Siempre me ha confirmado que nunca se metió en política, que en su vida se ha limitado a cumplir con sus labores y en verdad −trabajando mucho, eso si− no tiene conciencia de haberse sentido maltratado en sus ocupaciones.
Tuvo una novia que, a su decir, le salió rana y quizá por ello no quiso involucrarse en algo mas que en sus labores y las pequeñas aficiones. Pudo hacer unos ahorros y compró una modesta casita en el pueblo. Cuando se jubiló volvió a sus orígenes, donde vio la luz y donde quiere reposar cuando le llegue su final.
Con la tranquilidad de las horas y los días de pensionista, lee la prensa, sigue los debates por la televisión y se le ha creado una preocupación por lo político que nunca había sentido a lo largo de su vida.
De sus palabras, en nuestros encuentros, deduzco que ha internalizado el tópico de que las derechas son explotadoras, corruptas, ajenas al sentido social y las izquierdas tienen una mayor carga moral: solidarias, justas y honradas.
Ayer mismo me quiso demostrar que la propia naturaleza era de izquierdas y para ello, aunque como he dicho su instrucción no es elevada y menos en bioquímica, me mostró un pequeño librito divulgativo sobre la creación, de una conocida confesión religiosa. Se le quedó grabado en su lectura un apartado en el que se recogía, acertadamente, que de los aproximadamente cien aminoácidos conocidos, solo veinte se hallan presentes en las proteínas, elemento básico para la vida, y todos son levógiros. También se instruyó en que levógiros son aquellos que desvían hacia la izquierda el plano de polarización de la luz y los dextrógiros los que lo hacen a la derecha. Por tanto es indudable − y no hay que darle vueltas, según él − que la esencia de la naturaleza es de izquierdas.
Me miró como satisfecho de aquella peregrina deducción, que a él le parecía concluyente, y esperó mi respuesta. Le miré un tanto perplejo y sorprendido y le pregunté si sabía cual era el origen de los calificativos izquierda y derecha.
Hizo un mohín como queriéndome decir que era una cosa evidente y tuve que relatarle que ambos términos –aunque se han convertido en unas etiquetas generalizadas en la política y las ideologías- tienen un origen aleatorio.

◆ Datos registrados
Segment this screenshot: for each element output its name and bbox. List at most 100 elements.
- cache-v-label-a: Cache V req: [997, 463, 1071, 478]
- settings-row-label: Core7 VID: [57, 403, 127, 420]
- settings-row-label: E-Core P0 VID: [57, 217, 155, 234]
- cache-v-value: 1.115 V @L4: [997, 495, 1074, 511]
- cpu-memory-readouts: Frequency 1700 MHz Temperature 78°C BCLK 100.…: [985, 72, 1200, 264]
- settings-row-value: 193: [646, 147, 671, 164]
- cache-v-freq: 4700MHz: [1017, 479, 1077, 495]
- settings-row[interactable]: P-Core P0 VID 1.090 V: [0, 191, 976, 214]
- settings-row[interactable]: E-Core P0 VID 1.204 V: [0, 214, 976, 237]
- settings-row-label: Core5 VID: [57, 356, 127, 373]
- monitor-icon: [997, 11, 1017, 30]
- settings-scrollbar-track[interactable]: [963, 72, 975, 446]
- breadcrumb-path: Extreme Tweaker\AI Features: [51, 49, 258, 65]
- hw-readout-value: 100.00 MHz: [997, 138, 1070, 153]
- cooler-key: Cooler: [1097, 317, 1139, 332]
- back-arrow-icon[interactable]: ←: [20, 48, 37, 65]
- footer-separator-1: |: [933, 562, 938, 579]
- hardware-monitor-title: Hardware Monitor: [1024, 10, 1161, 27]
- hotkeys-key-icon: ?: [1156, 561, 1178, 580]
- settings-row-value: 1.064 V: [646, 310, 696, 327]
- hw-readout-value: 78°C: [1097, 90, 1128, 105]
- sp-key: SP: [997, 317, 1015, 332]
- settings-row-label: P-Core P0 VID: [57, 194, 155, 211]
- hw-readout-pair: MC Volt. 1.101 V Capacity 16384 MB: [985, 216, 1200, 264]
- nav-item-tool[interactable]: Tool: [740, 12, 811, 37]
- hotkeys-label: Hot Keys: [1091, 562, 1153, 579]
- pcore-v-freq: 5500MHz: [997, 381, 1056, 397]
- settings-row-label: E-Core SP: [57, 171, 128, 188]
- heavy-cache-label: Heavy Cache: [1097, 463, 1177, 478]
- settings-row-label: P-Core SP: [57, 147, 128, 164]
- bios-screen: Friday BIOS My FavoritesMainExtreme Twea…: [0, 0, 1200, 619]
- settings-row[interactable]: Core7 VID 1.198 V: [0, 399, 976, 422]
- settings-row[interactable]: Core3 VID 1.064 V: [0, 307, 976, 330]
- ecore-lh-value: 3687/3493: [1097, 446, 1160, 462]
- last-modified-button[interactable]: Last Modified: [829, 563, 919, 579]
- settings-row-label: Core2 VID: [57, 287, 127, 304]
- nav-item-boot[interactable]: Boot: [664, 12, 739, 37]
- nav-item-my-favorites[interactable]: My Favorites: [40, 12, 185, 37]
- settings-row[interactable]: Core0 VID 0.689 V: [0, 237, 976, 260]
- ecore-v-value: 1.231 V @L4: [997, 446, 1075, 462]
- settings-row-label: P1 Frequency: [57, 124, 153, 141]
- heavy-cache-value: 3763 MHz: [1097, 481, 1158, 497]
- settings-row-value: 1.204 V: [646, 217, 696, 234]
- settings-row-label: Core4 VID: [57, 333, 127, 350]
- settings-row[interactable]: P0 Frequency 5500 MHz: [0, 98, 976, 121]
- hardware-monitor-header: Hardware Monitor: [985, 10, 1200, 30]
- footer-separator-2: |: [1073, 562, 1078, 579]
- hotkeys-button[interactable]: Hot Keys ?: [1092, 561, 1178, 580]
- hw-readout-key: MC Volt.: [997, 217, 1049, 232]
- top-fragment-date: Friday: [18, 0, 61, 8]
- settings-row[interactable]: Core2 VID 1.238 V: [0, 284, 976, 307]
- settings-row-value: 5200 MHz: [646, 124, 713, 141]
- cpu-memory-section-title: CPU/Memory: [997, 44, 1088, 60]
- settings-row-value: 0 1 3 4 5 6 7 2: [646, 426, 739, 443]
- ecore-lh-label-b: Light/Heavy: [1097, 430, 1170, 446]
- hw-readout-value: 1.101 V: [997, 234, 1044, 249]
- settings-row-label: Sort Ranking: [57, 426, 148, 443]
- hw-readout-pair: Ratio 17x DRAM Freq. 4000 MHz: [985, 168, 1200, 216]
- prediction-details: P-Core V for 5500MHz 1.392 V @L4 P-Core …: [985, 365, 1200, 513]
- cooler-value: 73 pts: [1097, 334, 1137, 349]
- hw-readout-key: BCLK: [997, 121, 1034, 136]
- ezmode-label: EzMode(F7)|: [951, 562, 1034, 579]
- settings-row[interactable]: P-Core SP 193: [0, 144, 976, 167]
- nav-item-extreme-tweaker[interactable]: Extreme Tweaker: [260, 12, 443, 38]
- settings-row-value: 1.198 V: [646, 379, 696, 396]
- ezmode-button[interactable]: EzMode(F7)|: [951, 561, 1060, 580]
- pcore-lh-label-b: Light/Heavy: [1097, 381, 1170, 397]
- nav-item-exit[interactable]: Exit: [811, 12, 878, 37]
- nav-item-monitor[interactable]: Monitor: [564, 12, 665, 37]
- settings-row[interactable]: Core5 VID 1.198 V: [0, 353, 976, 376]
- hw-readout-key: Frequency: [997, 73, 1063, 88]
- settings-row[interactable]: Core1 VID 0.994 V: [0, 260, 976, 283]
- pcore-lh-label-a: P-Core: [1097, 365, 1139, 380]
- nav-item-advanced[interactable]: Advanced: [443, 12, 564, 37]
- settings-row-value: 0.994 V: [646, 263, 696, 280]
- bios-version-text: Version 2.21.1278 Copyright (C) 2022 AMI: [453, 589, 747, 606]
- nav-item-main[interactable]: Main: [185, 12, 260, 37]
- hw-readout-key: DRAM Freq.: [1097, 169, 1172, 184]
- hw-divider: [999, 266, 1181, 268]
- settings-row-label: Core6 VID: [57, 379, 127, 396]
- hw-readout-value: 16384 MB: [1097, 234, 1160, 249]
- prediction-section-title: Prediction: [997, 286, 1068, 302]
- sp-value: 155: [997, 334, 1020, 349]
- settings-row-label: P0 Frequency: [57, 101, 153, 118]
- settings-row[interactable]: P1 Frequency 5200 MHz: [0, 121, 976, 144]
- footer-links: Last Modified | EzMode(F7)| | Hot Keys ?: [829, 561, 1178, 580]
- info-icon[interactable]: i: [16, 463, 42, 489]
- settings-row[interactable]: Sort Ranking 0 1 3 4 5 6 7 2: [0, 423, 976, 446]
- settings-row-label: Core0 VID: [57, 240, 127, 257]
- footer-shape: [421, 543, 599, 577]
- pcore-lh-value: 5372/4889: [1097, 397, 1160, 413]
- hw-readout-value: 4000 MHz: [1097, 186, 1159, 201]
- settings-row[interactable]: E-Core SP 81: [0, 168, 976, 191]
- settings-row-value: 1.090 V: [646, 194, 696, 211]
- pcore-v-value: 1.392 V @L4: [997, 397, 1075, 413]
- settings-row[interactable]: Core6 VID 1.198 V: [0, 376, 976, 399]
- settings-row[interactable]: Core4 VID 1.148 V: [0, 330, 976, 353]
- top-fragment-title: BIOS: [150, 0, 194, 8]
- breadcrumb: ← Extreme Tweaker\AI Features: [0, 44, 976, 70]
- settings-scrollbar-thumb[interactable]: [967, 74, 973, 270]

◆ Actividad 1
Enumera los calificativos que el hombre atribuye a las derechas y a las izquierdas en el texto sobre el jubilado y la política.
◆ Actividad 2
Continúa, por favor, el texto sobre el jubilado y la política a partir de su última oración.

◆ Respuesta 1
Derechas: explotadoras, corruptas, ajenas al sentido social.
Izquierdas: solidarias, justas, honradas.

◆ Respuesta 2
En efecto en 1789, tras la toma de la Bastilla en Paris y el comienzo de la Revolución Francesa, tuvo que formarse la Asamblea Nacional Constituyente con la misión de elaborar una constitución para el nuevo orden político iniciado. De una manera convencional, sin ningún criterio operativo y solamente como medio para organizar un debate ordenado, los diputados de cada una de las tendencias políticas ocuparon los asientos. Los girondinos, defensores del veto del monarca y del sufragio no universal, ocuparon la parte a la derecha del Presidente. Los jacobinos, que eliminaban el veto del monarca, apoyaban la república y el sufragio universal se asentaron en la parte izquierda de la asamblea.
Aquella decisión puramente hecha al azar y convencional tomó carta de naturaleza y se constituyó en norma para las siguientes asambleas. De esta manera se asignaron unos calificativos −que se mantienen un nuestros días− de derechas a las posiciones conservadoras y de izquierdas a las tendencias progresistas.
Por tanto, comenté a mi amigo que si en aquella ocasión histórica les hubiese dado a los parlamentarios franceses por intercambiar las posiciones −ya que no había razones objetivas para identificar un lugar u otro con una u otra ideología− ahora las derechas serían izquierdas y las izquierdas derechas. En consecuencia la teoría bioquímica que sustentaba habría tenido que invertirla.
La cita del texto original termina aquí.